Data rows:

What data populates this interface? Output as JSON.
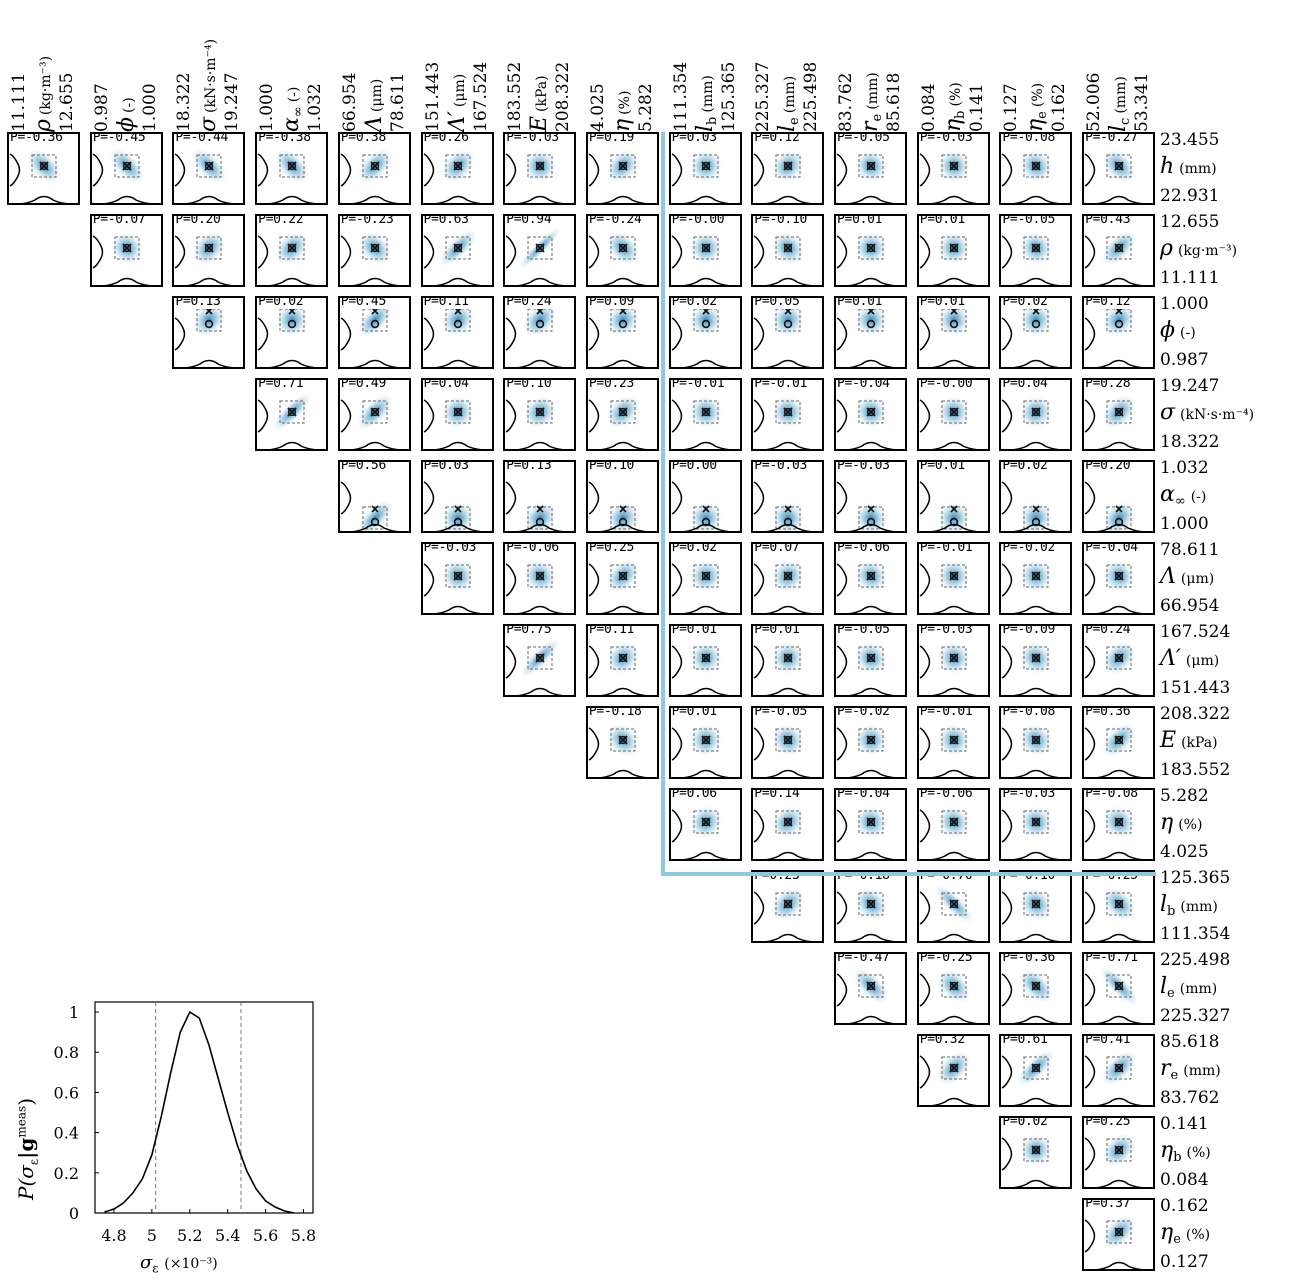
{
  "parameters": [
    {
      "key": "h",
      "symbol": "h",
      "sub": "",
      "unit": "(mm)",
      "min": "22.931",
      "max": "23.455"
    },
    {
      "key": "rho",
      "symbol": "ρ",
      "sub": "",
      "unit": "(kg·m⁻³)",
      "min": "11.111",
      "max": "12.655"
    },
    {
      "key": "phi",
      "symbol": "ϕ",
      "sub": "",
      "unit": "(-)",
      "min": "0.987",
      "max": "1.000"
    },
    {
      "key": "sigma",
      "symbol": "σ",
      "sub": "",
      "unit": "(kN·s·m⁻⁴)",
      "min": "18.322",
      "max": "19.247"
    },
    {
      "key": "alpha",
      "symbol": "α",
      "sub": "∞",
      "unit": "(-)",
      "min": "1.000",
      "max": "1.032"
    },
    {
      "key": "Lambda",
      "symbol": "Λ",
      "sub": "",
      "unit": "(μm)",
      "min": "66.954",
      "max": "78.611"
    },
    {
      "key": "LambdaP",
      "symbol": "Λ′",
      "sub": "",
      "unit": "(μm)",
      "min": "151.443",
      "max": "167.524"
    },
    {
      "key": "E",
      "symbol": "E",
      "sub": "",
      "unit": "(kPa)",
      "min": "183.552",
      "max": "208.322"
    },
    {
      "key": "eta",
      "symbol": "η",
      "sub": "",
      "unit": "(%)",
      "min": "4.025",
      "max": "5.282"
    },
    {
      "key": "lb",
      "symbol": "l",
      "sub": "b",
      "unit": "(mm)",
      "min": "111.354",
      "max": "125.365"
    },
    {
      "key": "le",
      "symbol": "l",
      "sub": "e",
      "unit": "(mm)",
      "min": "225.327",
      "max": "225.498"
    },
    {
      "key": "re",
      "symbol": "r",
      "sub": "e",
      "unit": "(mm)",
      "min": "83.762",
      "max": "85.618"
    },
    {
      "key": "etab",
      "symbol": "η",
      "sub": "b",
      "unit": "(%)",
      "min": "0.084",
      "max": "0.141"
    },
    {
      "key": "etae",
      "symbol": "η",
      "sub": "e",
      "unit": "(%)",
      "min": "0.127",
      "max": "0.162"
    },
    {
      "key": "lc",
      "symbol": "l",
      "sub": "c",
      "unit": "(mm)",
      "min": "52.006",
      "max": "53.341"
    }
  ],
  "chart_data": [
    {
      "type": "heatmap",
      "layout": "upper-triangular pairwise posterior matrix",
      "correlations": [
        [
          "-0.36",
          "-0.45",
          "-0.44",
          "-0.38",
          "0.38",
          "0.26",
          "-0.03",
          "0.19",
          "0.03",
          "0.12",
          "-0.05",
          "-0.03",
          "-0.08",
          "-0.27"
        ],
        [
          "-0.07",
          "0.20",
          "0.22",
          "-0.23",
          "0.63",
          "0.94",
          "-0.24",
          "-0.00",
          "-0.10",
          "0.01",
          "0.01",
          "-0.05",
          "0.43"
        ],
        [
          "0.13",
          "0.02",
          "0.45",
          "0.11",
          "0.24",
          "0.09",
          "0.02",
          "0.05",
          "0.01",
          "0.01",
          "0.02",
          "0.12"
        ],
        [
          "0.71",
          "0.49",
          "0.04",
          "0.10",
          "0.23",
          "-0.01",
          "-0.01",
          "-0.04",
          "-0.00",
          "0.04",
          "0.28"
        ],
        [
          "0.56",
          "0.03",
          "0.13",
          "0.10",
          "0.00",
          "-0.03",
          "-0.03",
          "0.01",
          "0.02",
          "0.20"
        ],
        [
          "-0.03",
          "-0.06",
          "0.25",
          "0.02",
          "0.07",
          "-0.06",
          "-0.01",
          "-0.02",
          "-0.04"
        ],
        [
          "0.75",
          "0.11",
          "0.01",
          "0.01",
          "-0.05",
          "-0.03",
          "-0.09",
          "0.24"
        ],
        [
          "-0.18",
          "0.01",
          "-0.05",
          "-0.02",
          "-0.01",
          "-0.08",
          "0.36"
        ],
        [
          "0.06",
          "0.14",
          "-0.04",
          "-0.06",
          "-0.03",
          "-0.08"
        ],
        [
          "0.23",
          "-0.18",
          "-0.70",
          "-0.10",
          "-0.25"
        ],
        [
          "-0.47",
          "-0.25",
          "-0.36",
          "-0.71"
        ],
        [
          "0.32",
          "0.61",
          "0.41"
        ],
        [
          "0.02",
          "0.25"
        ],
        [
          "0.37"
        ]
      ],
      "correlation_prefix": "P="
    },
    {
      "type": "line",
      "xlabel": "σ",
      "xlabel_sub": "ε",
      "xlabel_unit": "(×10⁻³)",
      "ylabel": "P(σ",
      "ylabel_sub": "ε",
      "ylabel_rest": "|g",
      "ylabel_sup": "meas",
      "xlim": [
        4.7,
        5.85
      ],
      "ylim": [
        0,
        1.05
      ],
      "xticks": [
        "4.8",
        "5",
        "5.2",
        "5.4",
        "5.6",
        "5.8"
      ],
      "yticks": [
        "0",
        "0.2",
        "0.4",
        "0.6",
        "0.8",
        "1"
      ],
      "vlines": [
        5.02,
        5.47
      ],
      "x": [
        4.75,
        4.8,
        4.85,
        4.9,
        4.95,
        5.0,
        5.05,
        5.1,
        5.15,
        5.2,
        5.25,
        5.3,
        5.35,
        5.4,
        5.45,
        5.5,
        5.55,
        5.6,
        5.65,
        5.7,
        5.75
      ],
      "y": [
        0.005,
        0.02,
        0.05,
        0.1,
        0.17,
        0.29,
        0.48,
        0.7,
        0.9,
        1.0,
        0.97,
        0.84,
        0.67,
        0.5,
        0.34,
        0.21,
        0.12,
        0.06,
        0.03,
        0.01,
        0.0
      ]
    }
  ]
}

Aim:
Extract the text of all the records above verbatim, excluding pictures.

Written answer:
What data populates this interface? Output as JSON.
{
  "parameters": [
    {
      "key": "h",
      "symbol": "h",
      "sub": "",
      "unit": "(mm)",
      "min": "22.931",
      "max": "23.455"
    },
    {
      "key": "rho",
      "symbol": "ρ",
      "sub": "",
      "unit": "(kg·m⁻³)",
      "min": "11.111",
      "max": "12.655"
    },
    {
      "key": "phi",
      "symbol": "ϕ",
      "sub": "",
      "unit": "(-)",
      "min": "0.987",
      "max": "1.000"
    },
    {
      "key": "sigma",
      "symbol": "σ",
      "sub": "",
      "unit": "(kN·s·m⁻⁴)",
      "min": "18.322",
      "max": "19.247"
    },
    {
      "key": "alpha",
      "symbol": "α",
      "sub": "∞",
      "unit": "(-)",
      "min": "1.000",
      "max": "1.032"
    },
    {
      "key": "Lambda",
      "symbol": "Λ",
      "sub": "",
      "unit": "(μm)",
      "min": "66.954",
      "max": "78.611"
    },
    {
      "key": "LambdaP",
      "symbol": "Λ′",
      "sub": "",
      "unit": "(μm)",
      "min": "151.443",
      "max": "167.524"
    },
    {
      "key": "E",
      "symbol": "E",
      "sub": "",
      "unit": "(kPa)",
      "min": "183.552",
      "max": "208.322"
    },
    {
      "key": "eta",
      "symbol": "η",
      "sub": "",
      "unit": "(%)",
      "min": "4.025",
      "max": "5.282"
    },
    {
      "key": "lb",
      "symbol": "l",
      "sub": "b",
      "unit": "(mm)",
      "min": "111.354",
      "max": "125.365"
    },
    {
      "key": "le",
      "symbol": "l",
      "sub": "e",
      "unit": "(mm)",
      "min": "225.327",
      "max": "225.498"
    },
    {
      "key": "re",
      "symbol": "r",
      "sub": "e",
      "unit": "(mm)",
      "min": "83.762",
      "max": "85.618"
    },
    {
      "key": "etab",
      "symbol": "η",
      "sub": "b",
      "unit": "(%)",
      "min": "0.084",
      "max": "0.141"
    },
    {
      "key": "etae",
      "symbol": "η",
      "sub": "e",
      "unit": "(%)",
      "min": "0.127",
      "max": "0.162"
    },
    {
      "key": "lc",
      "symbol": "l",
      "sub": "c",
      "unit": "(mm)",
      "min": "52.006",
      "max": "53.341"
    }
  ],
  "chart_data": [
    {
      "type": "heatmap",
      "layout": "upper-triangular pairwise posterior matrix",
      "correlations": [
        [
          "-0.36",
          "-0.45",
          "-0.44",
          "-0.38",
          "0.38",
          "0.26",
          "-0.03",
          "0.19",
          "0.03",
          "0.12",
          "-0.05",
          "-0.03",
          "-0.08",
          "-0.27"
        ],
        [
          "-0.07",
          "0.20",
          "0.22",
          "-0.23",
          "0.63",
          "0.94",
          "-0.24",
          "-0.00",
          "-0.10",
          "0.01",
          "0.01",
          "-0.05",
          "0.43"
        ],
        [
          "0.13",
          "0.02",
          "0.45",
          "0.11",
          "0.24",
          "0.09",
          "0.02",
          "0.05",
          "0.01",
          "0.01",
          "0.02",
          "0.12"
        ],
        [
          "0.71",
          "0.49",
          "0.04",
          "0.10",
          "0.23",
          "-0.01",
          "-0.01",
          "-0.04",
          "-0.00",
          "0.04",
          "0.28"
        ],
        [
          "0.56",
          "0.03",
          "0.13",
          "0.10",
          "0.00",
          "-0.03",
          "-0.03",
          "0.01",
          "0.02",
          "0.20"
        ],
        [
          "-0.03",
          "-0.06",
          "0.25",
          "0.02",
          "0.07",
          "-0.06",
          "-0.01",
          "-0.02",
          "-0.04"
        ],
        [
          "0.75",
          "0.11",
          "0.01",
          "0.01",
          "-0.05",
          "-0.03",
          "-0.09",
          "0.24"
        ],
        [
          "-0.18",
          "0.01",
          "-0.05",
          "-0.02",
          "-0.01",
          "-0.08",
          "0.36"
        ],
        [
          "0.06",
          "0.14",
          "-0.04",
          "-0.06",
          "-0.03",
          "-0.08"
        ],
        [
          "0.23",
          "-0.18",
          "-0.70",
          "-0.10",
          "-0.25"
        ],
        [
          "-0.47",
          "-0.25",
          "-0.36",
          "-0.71"
        ],
        [
          "0.32",
          "0.61",
          "0.41"
        ],
        [
          "0.02",
          "0.25"
        ],
        [
          "0.37"
        ]
      ],
      "correlation_prefix": "P="
    },
    {
      "type": "line",
      "xlabel": "σ",
      "xlabel_sub": "ε",
      "xlabel_unit": "(×10⁻³)",
      "ylabel": "P(σ",
      "ylabel_sub": "ε",
      "ylabel_rest": "|g",
      "ylabel_sup": "meas",
      "xlim": [
        4.7,
        5.85
      ],
      "ylim": [
        0,
        1.05
      ],
      "xticks": [
        "4.8",
        "5",
        "5.2",
        "5.4",
        "5.6",
        "5.8"
      ],
      "yticks": [
        "0",
        "0.2",
        "0.4",
        "0.6",
        "0.8",
        "1"
      ],
      "vlines": [
        5.02,
        5.47
      ],
      "x": [
        4.75,
        4.8,
        4.85,
        4.9,
        4.95,
        5.0,
        5.05,
        5.1,
        5.15,
        5.2,
        5.25,
        5.3,
        5.35,
        5.4,
        5.45,
        5.5,
        5.55,
        5.6,
        5.65,
        5.7,
        5.75
      ],
      "y": [
        0.005,
        0.02,
        0.05,
        0.1,
        0.17,
        0.29,
        0.48,
        0.7,
        0.9,
        1.0,
        0.97,
        0.84,
        0.67,
        0.5,
        0.34,
        0.21,
        0.12,
        0.06,
        0.03,
        0.01,
        0.0
      ]
    }
  ]
}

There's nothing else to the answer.